Type out every line below exactly as it reads.

[Saved data entries]
--- Begin ---
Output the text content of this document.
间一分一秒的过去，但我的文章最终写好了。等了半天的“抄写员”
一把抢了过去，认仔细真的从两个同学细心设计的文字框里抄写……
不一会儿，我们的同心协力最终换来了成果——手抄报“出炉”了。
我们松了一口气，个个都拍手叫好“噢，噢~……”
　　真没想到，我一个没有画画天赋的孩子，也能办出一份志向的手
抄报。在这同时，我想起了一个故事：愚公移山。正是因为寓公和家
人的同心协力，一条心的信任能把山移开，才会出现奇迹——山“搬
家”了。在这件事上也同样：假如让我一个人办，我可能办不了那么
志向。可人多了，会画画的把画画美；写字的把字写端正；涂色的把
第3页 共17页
--- End ---
CORRECT ANSWER –
Output the text content of this document.
间一分一秒的过去，但我的文章最终写好了。等了半天的“抄写员”
一把抢了过去，认仔细真的从两个同学细心设计的文字框里抄写……
不一会儿，我们的同心协力最终换来了成果——手抄报“出炉”了。
我们松了一口气，个个都拍手叫好“噢，噢~……”
　　真没想到，我一个没有画画天赋的孩子，也能办出一份志向的手
抄报。在这同时，我想起了一个故事：愚公移山。正是因为寓公和家
人的同心协力，一条心的信任能把山移开，才会出现奇迹——山“搬
家”了。在这件事上也同样：假如让我一个人办，我可能办不了那么
志向。可人多了，会画画的把画画美；写字的把字写端正；涂色的把
第3页 共17页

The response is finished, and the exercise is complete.